Dataset rows:

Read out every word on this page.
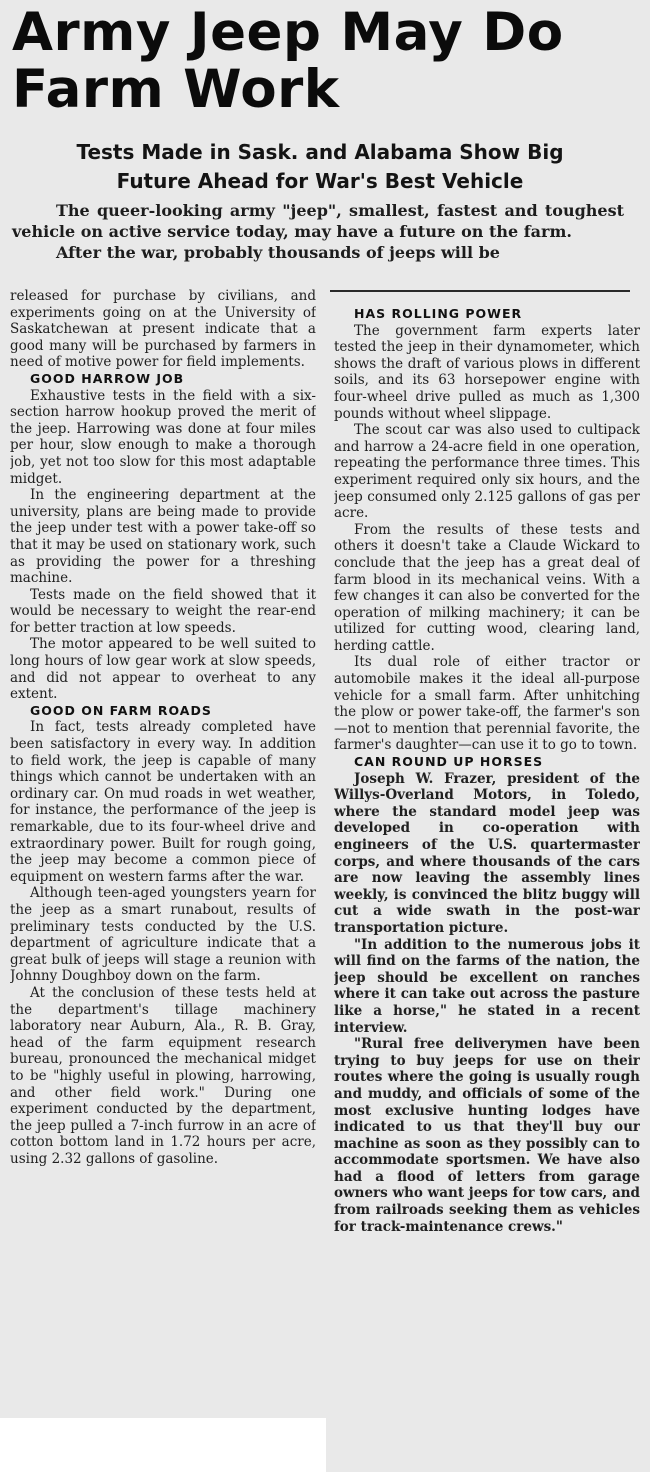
Army Jeep May Do Farm Work
Tests Made in Sask. and Alabama Show Big Future Ahead for War's Best Vehicle

The queer-looking army "jeep", smallest, fastest and toughest vehicle on active service today, may have a future on the farm.

After the war, probably thousands of jeeps will be

released for purchase by civilians, and experiments going on at the University of Saskatchewan at present indicate that a good many will be purchased by farmers in need of motive power for field implements.

GOOD HARROW JOB

Exhaustive tests in the field with a six-section harrow hookup proved the merit of the jeep. Harrowing was done at four miles per hour, slow enough to make a thorough job, yet not too slow for this most adaptable midget.

In the engineering department at the university, plans are being made to provide the jeep under test with a power take-off so that it may be used on stationary work, such as providing the power for a threshing machine.

Tests made on the field showed that it would be necessary to weight the rear-end for better traction at low speeds.

The motor appeared to be well suited to long hours of low gear work at slow speeds, and did not appear to overheat to any extent.

GOOD ON FARM ROADS

In fact, tests already completed have been satisfactory in every way. In addition to field work, the jeep is capable of many things which cannot be undertaken with an ordinary car. On mud roads in wet weather, for instance, the performance of the jeep is remarkable, due to its four-wheel drive and extraordinary power. Built for rough going, the jeep may become a common piece of equipment on western farms after the war.

Although teen-aged youngsters yearn for the jeep as a smart runabout, results of preliminary tests conducted by the U.S. department of agriculture indicate that a great bulk of jeeps will stage a reunion with Johnny Doughboy down on the farm.

At the conclusion of these tests held at the department's tillage machinery laboratory near Auburn, Ala., R. B. Gray, head of the farm equipment research bureau, pronounced the mechanical midget to be "highly useful in plowing, harrowing, and other field work." During one experiment conducted by the department, the jeep pulled a 7-inch furrow in an acre of cotton bottom land in 1.72 hours per acre, using 2.32 gallons of gasoline.

HAS ROLLING POWER

The government farm experts later tested the jeep in their dynamometer, which shows the draft of various plows in different soils, and its 63 horsepower engine with four-wheel drive pulled as much as 1,300 pounds without wheel slippage.

The scout car was also used to cultipack and harrow a 24-acre field in one operation, repeating the performance three times. This experiment required only six hours, and the jeep consumed only 2.125 gallons of gas per acre.

From the results of these tests and others it doesn't take a Claude Wickard to conclude that the jeep has a great deal of farm blood in its mechanical veins. With a few changes it can also be converted for the operation of milking machinery; it can be utilized for cutting wood, clearing land, herding cattle.

Its dual role of either tractor or automobile makes it the ideal all-purpose vehicle for a small farm. After unhitching the plow or power take-off, the farmer's son—not to mention that perennial favorite, the farmer's daughter—can use it to go to town.

CAN ROUND UP HORSES

Joseph W. Frazer, president of the Willys-Overland Motors, in Toledo, where the standard model jeep was developed in co-operation with engineers of the U.S. quartermaster corps, and where thousands of the cars are now leaving the assembly lines weekly, is convinced the blitz buggy will cut a wide swath in the post-war transportation picture.

"In addition to the numerous jobs it will find on the farms of the nation, the jeep should be excellent on ranches where it can take out across the pasture like a horse," he stated in a recent interview.

"Rural free deliverymen have been trying to buy jeeps for use on their routes where the going is usually rough and muddy, and officials of some of the most exclusive hunting lodges have indicated to us that they'll buy our machine as soon as they possibly can to accommodate sportsmen. We have also had a flood of letters from garage owners who want jeeps for tow cars, and from railroads seeking them as vehicles for track-maintenance crews."
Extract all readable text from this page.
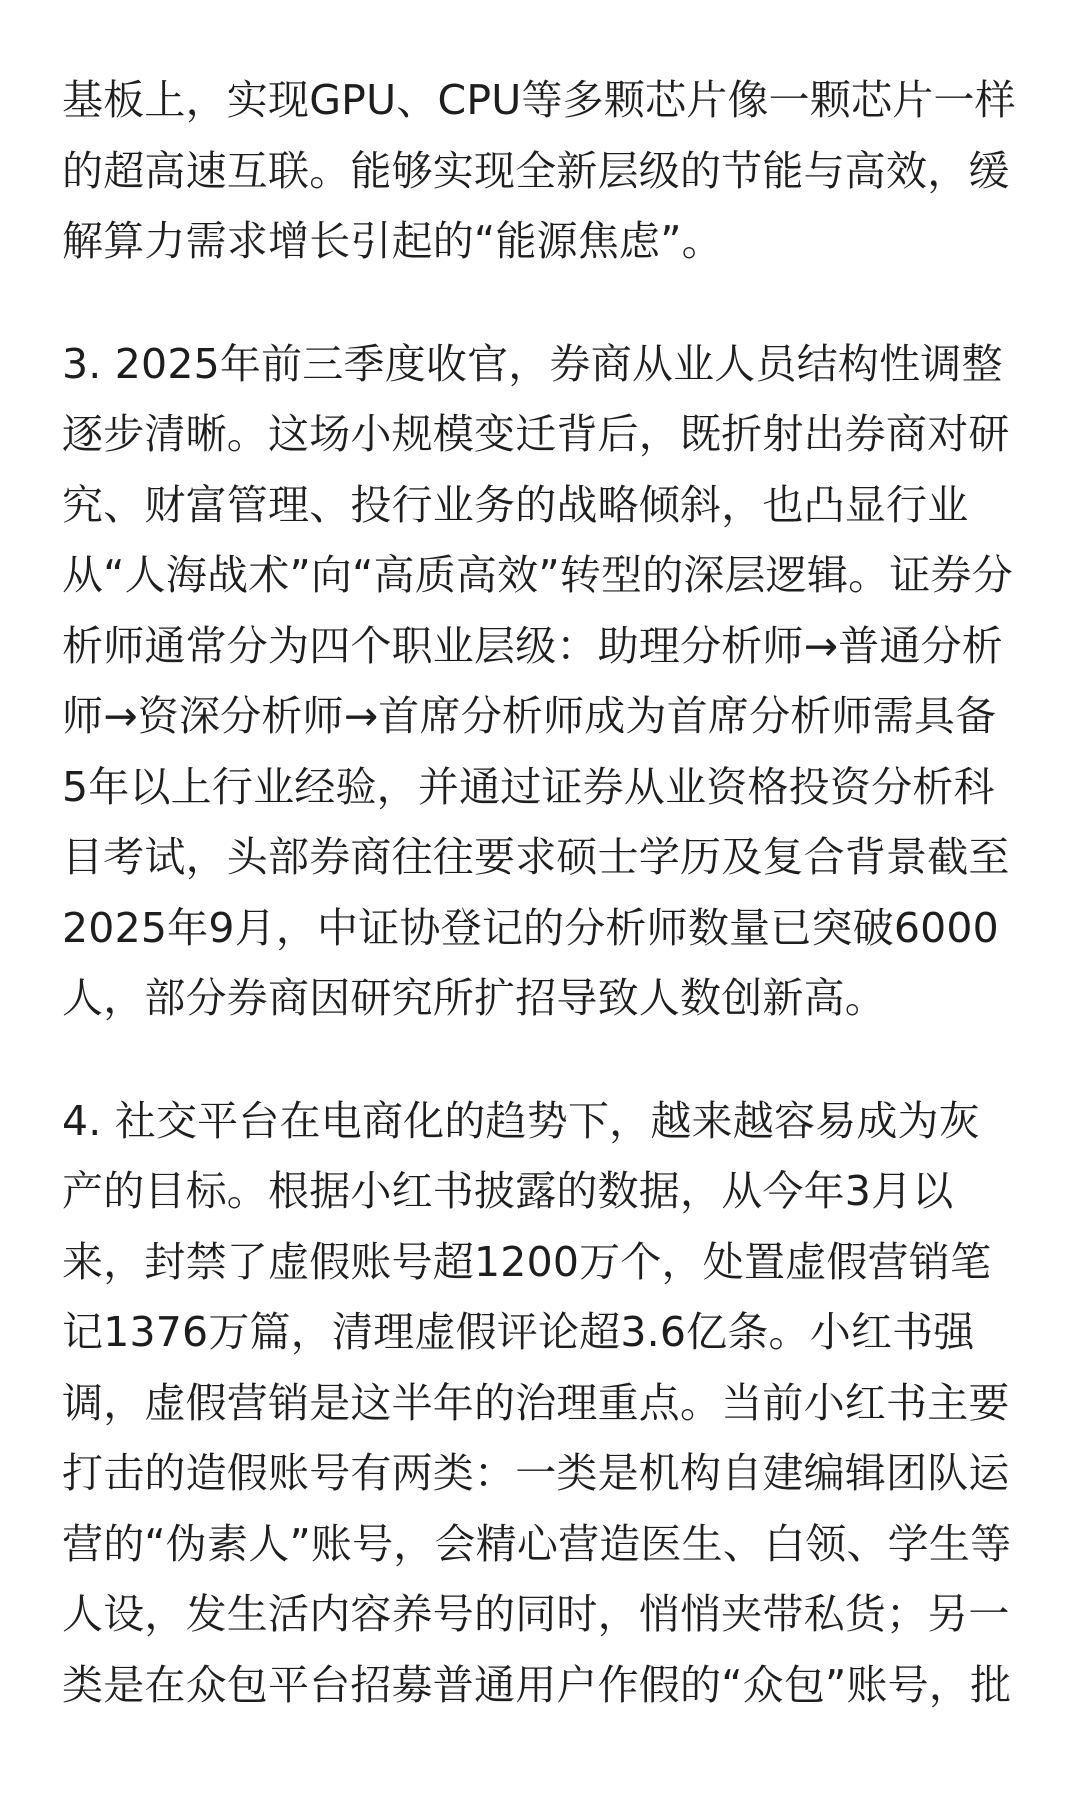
基板上，实现GPU、CPU等多颗芯片像一颗芯片一样
的超高速互联。能够实现全新层级的节能与高效，缓
解算力需求增长引起的“能源焦虑”。
3. 2025年前三季度收官，券商从业人员结构性调整
逐步清晰。这场小规模变迁背后，既折射出券商对研
究、财富管理、投行业务的战略倾斜，也凸显行业
从“人海战术”向“高质高效”转型的深层逻辑。证券分
析师通常分为四个职业层级：助理分析师→普通分析
师→资深分析师→首席分析师成为首席分析师需具备
5年以上行业经验，并通过证券从业资格投资分析科
目考试，头部券商往往要求硕士学历及复合背景截至
2025年9月，中证协登记的分析师数量已突破6000
人，部分券商因研究所扩招导致人数创新高。
4. 社交平台在电商化的趋势下，越来越容易成为灰
产的目标。根据小红书披露的数据，从今年3月以
来，封禁了虚假账号超1200万个，处置虚假营销笔
记1376万篇，清理虚假评论超3.6亿条。小红书强
调，虚假营销是这半年的治理重点。当前小红书主要
打击的造假账号有两类：一类是机构自建编辑团队运
营的“伪素人”账号，会精心营造医生、白领、学生等
人设，发生活内容养号的同时，悄悄夹带私货；另一
类是在众包平台招募普通用户作假的“众包”账号，批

Written problem:
Collect every line from the records above that contains the word "been".

The answer:
In fact, tests already completed have been satisfactory in every way. In addition to field work, the jeep is capable of many things which cannot be undertaken with an ordinary car. On mud roads in wet weather, for instance, the performance of the jeep is remarkable, due to its four-wheel drive and extraordinary power. Built for rough going, the jeep may become a common piece of equipment on western farms after the war.
"Rural free deliverymen have been trying to buy jeeps for use on their routes where the going is usually rough and muddy, and officials of some of the most exclusive hunting lodges have indicated to us that they'll buy our machine as soon as they possibly can to accommodate sportsmen. We have also had a flood of letters from garage owners who want jeeps for tow cars, and from railroads seeking them as vehicles for track-maintenance crews."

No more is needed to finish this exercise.